● **EXERCISE TASK**
Copy out all the records exactly.

● **INPUT**
________________________

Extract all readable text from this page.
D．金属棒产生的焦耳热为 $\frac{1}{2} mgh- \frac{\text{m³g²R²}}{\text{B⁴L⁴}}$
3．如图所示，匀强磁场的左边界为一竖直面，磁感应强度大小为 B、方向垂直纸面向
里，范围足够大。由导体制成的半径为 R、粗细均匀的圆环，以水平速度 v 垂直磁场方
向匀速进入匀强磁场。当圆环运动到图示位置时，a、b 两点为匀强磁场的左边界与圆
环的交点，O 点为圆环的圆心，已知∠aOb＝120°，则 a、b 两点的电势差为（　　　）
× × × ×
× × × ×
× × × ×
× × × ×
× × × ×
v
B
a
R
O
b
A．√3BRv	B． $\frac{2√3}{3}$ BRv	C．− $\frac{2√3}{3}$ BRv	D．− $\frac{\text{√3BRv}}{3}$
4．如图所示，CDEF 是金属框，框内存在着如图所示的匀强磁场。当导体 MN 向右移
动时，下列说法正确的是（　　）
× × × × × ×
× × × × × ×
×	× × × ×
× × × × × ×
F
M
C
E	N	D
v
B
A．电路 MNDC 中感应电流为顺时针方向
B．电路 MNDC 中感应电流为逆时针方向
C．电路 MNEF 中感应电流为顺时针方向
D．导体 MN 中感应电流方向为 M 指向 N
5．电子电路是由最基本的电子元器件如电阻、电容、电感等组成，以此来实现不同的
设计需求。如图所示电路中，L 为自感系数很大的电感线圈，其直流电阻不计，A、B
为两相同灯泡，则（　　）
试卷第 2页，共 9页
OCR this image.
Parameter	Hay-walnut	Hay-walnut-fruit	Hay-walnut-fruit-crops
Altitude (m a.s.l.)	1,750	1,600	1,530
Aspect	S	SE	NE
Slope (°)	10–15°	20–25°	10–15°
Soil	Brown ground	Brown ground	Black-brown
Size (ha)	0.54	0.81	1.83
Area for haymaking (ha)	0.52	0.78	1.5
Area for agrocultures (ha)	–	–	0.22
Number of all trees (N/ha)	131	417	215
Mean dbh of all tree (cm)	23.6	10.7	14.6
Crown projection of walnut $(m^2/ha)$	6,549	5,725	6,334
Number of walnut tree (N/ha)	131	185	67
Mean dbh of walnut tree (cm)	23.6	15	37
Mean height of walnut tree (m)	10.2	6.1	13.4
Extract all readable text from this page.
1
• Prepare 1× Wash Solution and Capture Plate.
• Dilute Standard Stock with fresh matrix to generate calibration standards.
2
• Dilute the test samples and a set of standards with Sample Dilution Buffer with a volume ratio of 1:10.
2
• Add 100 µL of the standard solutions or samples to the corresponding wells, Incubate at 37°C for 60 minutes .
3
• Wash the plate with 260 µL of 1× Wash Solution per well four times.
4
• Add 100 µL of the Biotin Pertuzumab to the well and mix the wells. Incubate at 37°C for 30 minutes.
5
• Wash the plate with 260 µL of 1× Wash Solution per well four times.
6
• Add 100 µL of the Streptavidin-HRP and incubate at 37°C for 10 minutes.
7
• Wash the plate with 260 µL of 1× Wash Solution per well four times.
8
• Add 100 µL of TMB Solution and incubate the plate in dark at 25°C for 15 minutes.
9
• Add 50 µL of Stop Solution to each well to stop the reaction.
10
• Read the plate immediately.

________________________

● **RESULT FOR THIS TASK**
Extract all readable text from this page.
D．金属棒产生的焦耳热为 $\frac{1}{2} mgh- \frac{\text{m³g²R²}}{\text{B⁴L⁴}}$
3．如图所示，匀强磁场的左边界为一竖直面，磁感应强度大小为 B、方向垂直纸面向
里，范围足够大。由导体制成的半径为 R、粗细均匀的圆环，以水平速度 v 垂直磁场方
向匀速进入匀强磁场。当圆环运动到图示位置时，a、b 两点为匀强磁场的左边界与圆
环的交点，O 点为圆环的圆心，已知∠aOb＝120°，则 a、b 两点的电势差为（　　　）
× × × ×
× × × ×
× × × ×
× × × ×
× × × ×
v
B
a
R
O
b
A．√3BRv	B． $\frac{2√3}{3}$ BRv	C．− $\frac{2√3}{3}$ BRv	D．− $\frac{\text{√3BRv}}{3}$
4．如图所示，CDEF 是金属框，框内存在着如图所示的匀强磁场。当导体 MN 向右移
动时，下列说法正确的是（　　）
× × × × × ×
× × × × × ×
×	× × × ×
× × × × × ×
F
M
C
E	N	D
v
B
A．电路 MNDC 中感应电流为顺时针方向
B．电路 MNDC 中感应电流为逆时针方向
C．电路 MNEF 中感应电流为顺时针方向
D．导体 MN 中感应电流方向为 M 指向 N
5．电子电路是由最基本的电子元器件如电阻、电容、电感等组成，以此来实现不同的
设计需求。如图所示电路中，L 为自感系数很大的电感线圈，其直流电阻不计，A、B
为两相同灯泡，则（　　）
试卷第 2页，共 9页
OCR this image.
Parameter	Hay-walnut	Hay-walnut-fruit	Hay-walnut-fruit-crops
Altitude (m a.s.l.)	1,750	1,600	1,530
Aspect	S	SE	NE
Slope (°)	10–15°	20–25°	10–15°
Soil	Brown ground	Brown ground	Black-brown
Size (ha)	0.54	0.81	1.83
Area for haymaking (ha)	0.52	0.78	1.5
Area for agrocultures (ha)	–	–	0.22
Number of all trees (N/ha)	131	417	215
Mean dbh of all tree (cm)	23.6	10.7	14.6
Crown projection of walnut $(m^2/ha)$	6,549	5,725	6,334
Number of walnut tree (N/ha)	131	185	67
Mean dbh of walnut tree (cm)	23.6	15	37
Mean height of walnut tree (m)	10.2	6.1	13.4
Extract all readable text from this page.
1
• Prepare 1× Wash Solution and Capture Plate.
• Dilute Standard Stock with fresh matrix to generate calibration standards.
2
• Dilute the test samples and a set of standards with Sample Dilution Buffer with a volume ratio of 1:10.
2
• Add 100 µL of the standard solutions or samples to the corresponding wells, Incubate at 37°C for 60 minutes .
3
• Wash the plate with 260 µL of 1× Wash Solution per well four times.
4
• Add 100 µL of the Biotin Pertuzumab to the well and mix the wells. Incubate at 37°C for 30 minutes.
5
• Wash the plate with 260 µL of 1× Wash Solution per well four times.
6
• Add 100 µL of the Streptavidin-HRP and incubate at 37°C for 10 minutes.
7
• Wash the plate with 260 µL of 1× Wash Solution per well four times.
8
• Add 100 µL of TMB Solution and incubate the plate in dark at 25°C for 15 minutes.
9
• Add 50 µL of Stop Solution to each well to stop the reaction.
10
• Read the plate immediately.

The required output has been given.